## BEGIN DATASET ENTRIES

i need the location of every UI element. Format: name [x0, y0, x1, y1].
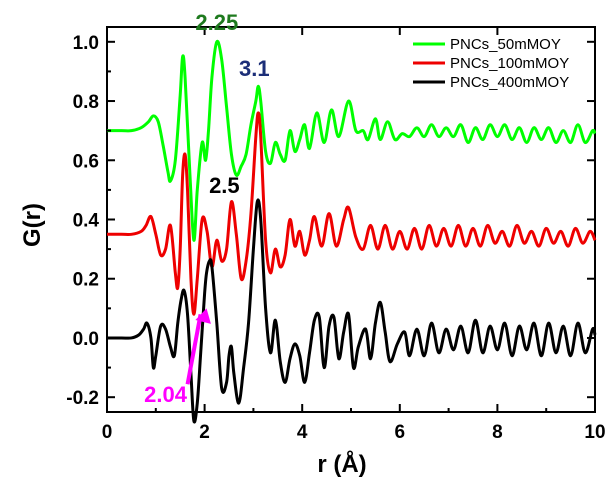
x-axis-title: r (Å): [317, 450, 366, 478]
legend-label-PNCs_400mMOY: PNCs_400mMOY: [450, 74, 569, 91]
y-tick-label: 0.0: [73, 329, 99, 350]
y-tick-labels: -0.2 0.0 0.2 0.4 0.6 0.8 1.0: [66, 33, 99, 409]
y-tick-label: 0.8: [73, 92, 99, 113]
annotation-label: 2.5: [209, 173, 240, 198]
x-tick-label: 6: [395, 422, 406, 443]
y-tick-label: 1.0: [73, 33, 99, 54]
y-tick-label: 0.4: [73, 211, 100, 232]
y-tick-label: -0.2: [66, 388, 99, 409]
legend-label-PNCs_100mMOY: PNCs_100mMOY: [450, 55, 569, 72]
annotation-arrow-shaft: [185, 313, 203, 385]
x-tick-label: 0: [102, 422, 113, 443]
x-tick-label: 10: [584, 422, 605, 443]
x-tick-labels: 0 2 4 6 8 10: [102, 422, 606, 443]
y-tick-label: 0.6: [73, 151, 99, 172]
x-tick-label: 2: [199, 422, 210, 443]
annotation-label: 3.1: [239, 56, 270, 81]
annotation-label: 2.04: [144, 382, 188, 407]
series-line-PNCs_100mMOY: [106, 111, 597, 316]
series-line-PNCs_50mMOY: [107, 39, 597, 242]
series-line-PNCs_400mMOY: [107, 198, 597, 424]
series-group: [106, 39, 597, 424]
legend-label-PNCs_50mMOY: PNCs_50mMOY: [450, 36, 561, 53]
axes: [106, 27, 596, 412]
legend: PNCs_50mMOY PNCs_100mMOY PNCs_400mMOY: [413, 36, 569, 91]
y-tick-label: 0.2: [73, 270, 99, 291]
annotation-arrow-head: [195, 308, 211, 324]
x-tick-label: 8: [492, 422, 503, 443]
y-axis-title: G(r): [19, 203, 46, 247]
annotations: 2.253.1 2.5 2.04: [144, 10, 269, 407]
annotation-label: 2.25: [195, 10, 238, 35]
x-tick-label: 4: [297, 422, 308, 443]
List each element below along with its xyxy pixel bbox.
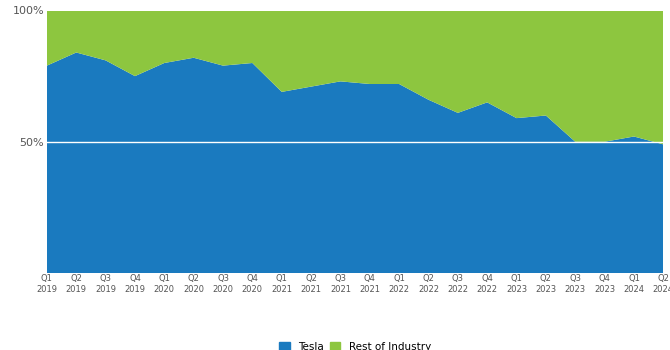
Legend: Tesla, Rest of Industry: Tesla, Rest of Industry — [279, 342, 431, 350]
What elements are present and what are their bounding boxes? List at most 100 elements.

## END DATASET ENTRIES

(STATED PROBLEM):
Rewrite the material above with every "annotation-label" changed to "note-label" and nothing else altered. Leave out the pictures.

(OUTPUT OF THE EXERCISE):
i need the location of every UI element. Format: name [x0, y0, x1, y1].
x-axis-title: r (Å): [317, 450, 366, 478]
legend-label-PNCs_400mMOY: PNCs_400mMOY: [450, 74, 569, 91]
y-tick-label: 0.0: [73, 329, 99, 350]
y-tick-labels: -0.2 0.0 0.2 0.4 0.6 0.8 1.0: [66, 33, 99, 409]
y-tick-label: 0.8: [73, 92, 99, 113]
note-label: 2.5: [209, 173, 240, 198]
x-tick-label: 6: [395, 422, 406, 443]
y-tick-label: 1.0: [73, 33, 99, 54]
y-tick-label: 0.4: [73, 211, 100, 232]
y-tick-label: -0.2: [66, 388, 99, 409]
legend-label-PNCs_100mMOY: PNCs_100mMOY: [450, 55, 569, 72]
annotation-arrow-shaft: [185, 313, 203, 385]
x-tick-label: 0: [102, 422, 113, 443]
x-tick-label: 10: [584, 422, 605, 443]
x-tick-labels: 0 2 4 6 8 10: [102, 422, 606, 443]
y-tick-label: 0.6: [73, 151, 99, 172]
x-tick-label: 2: [199, 422, 210, 443]
note-label: 3.1: [239, 56, 270, 81]
note-label: 2.04: [144, 382, 188, 407]
series-line-PNCs_100mMOY: [106, 111, 597, 316]
series-line-PNCs_50mMOY: [107, 39, 597, 242]
series-line-PNCs_400mMOY: [107, 198, 597, 424]
series-group: [106, 39, 597, 424]
legend-label-PNCs_50mMOY: PNCs_50mMOY: [450, 36, 561, 53]
axes: [106, 27, 596, 412]
legend: PNCs_50mMOY PNCs_100mMOY PNCs_400mMOY: [413, 36, 569, 91]
y-tick-label: 0.2: [73, 270, 99, 291]
annotation-arrow-head: [195, 308, 211, 324]
x-tick-label: 8: [492, 422, 503, 443]
y-axis-title: G(r): [19, 203, 46, 247]
annotations: 2.253.1 2.5 2.04: [144, 10, 269, 407]
note-label: 2.25: [195, 10, 238, 35]
x-tick-label: 4: [297, 422, 308, 443]
List each element below along with its xyxy pixel bbox.
Legend: Tesla, Rest of Industry: Tesla, Rest of Industry — [279, 342, 431, 350]
What elements are present and what are their bounding boxes? List at most 100 elements.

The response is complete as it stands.